Exercise instructions:
Copy the data exactly as it appears, and do not include any pictures.

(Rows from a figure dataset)
★ ★ ★ ★ ★

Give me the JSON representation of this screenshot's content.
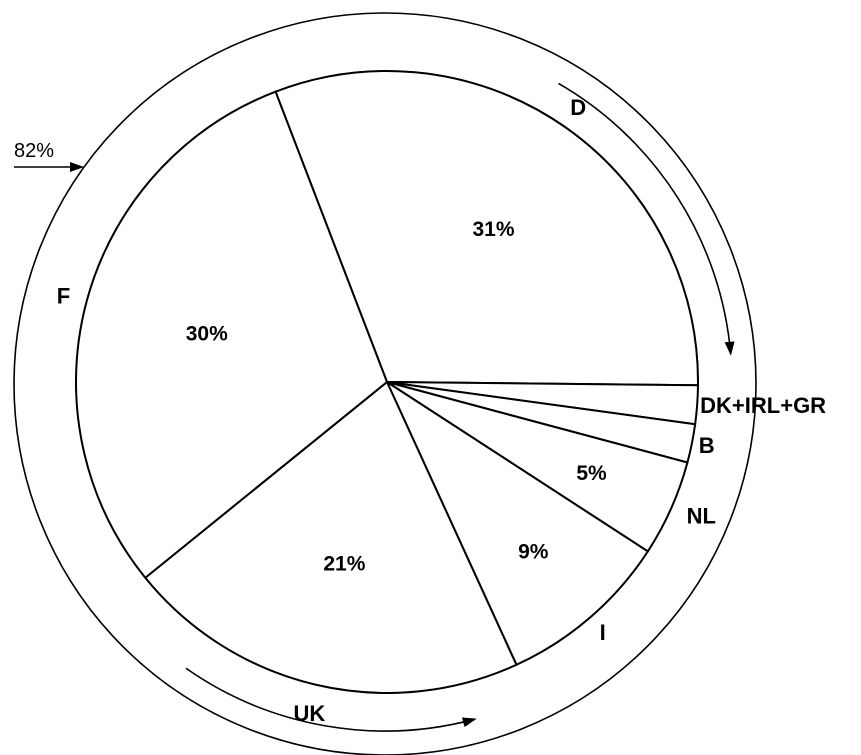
{
  "chart_data": {
    "type": "pie",
    "title": "",
    "slices": [
      {
        "label": "D",
        "value": 31,
        "value_label": "31%"
      },
      {
        "label": "DK+IRL+GR",
        "value": 2,
        "value_label": ""
      },
      {
        "label": "B",
        "value": 2,
        "value_label": ""
      },
      {
        "label": "NL",
        "value": 5,
        "value_label": "5%"
      },
      {
        "label": "I",
        "value": 9,
        "value_label": "9%"
      },
      {
        "label": "UK",
        "value": 21,
        "value_label": "21%"
      },
      {
        "label": "F",
        "value": 30,
        "value_label": "30%"
      }
    ],
    "annotation": {
      "text": "82%",
      "note": "arc spanning D, F and UK"
    },
    "colors": {
      "fill": "#ffffff",
      "stroke": "#000000"
    }
  }
}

★ ★ ★ ★ ★

The response:
Give me the JSON representation of this screenshot's content.
{
  "chart_data": {
    "type": "pie",
    "title": "",
    "slices": [
      {
        "label": "D",
        "value": 31,
        "value_label": "31%"
      },
      {
        "label": "DK+IRL+GR",
        "value": 2,
        "value_label": ""
      },
      {
        "label": "B",
        "value": 2,
        "value_label": ""
      },
      {
        "label": "NL",
        "value": 5,
        "value_label": "5%"
      },
      {
        "label": "I",
        "value": 9,
        "value_label": "9%"
      },
      {
        "label": "UK",
        "value": 21,
        "value_label": "21%"
      },
      {
        "label": "F",
        "value": 30,
        "value_label": "30%"
      }
    ],
    "annotation": {
      "text": "82%",
      "note": "arc spanning D, F and UK"
    },
    "colors": {
      "fill": "#ffffff",
      "stroke": "#000000"
    }
  }
}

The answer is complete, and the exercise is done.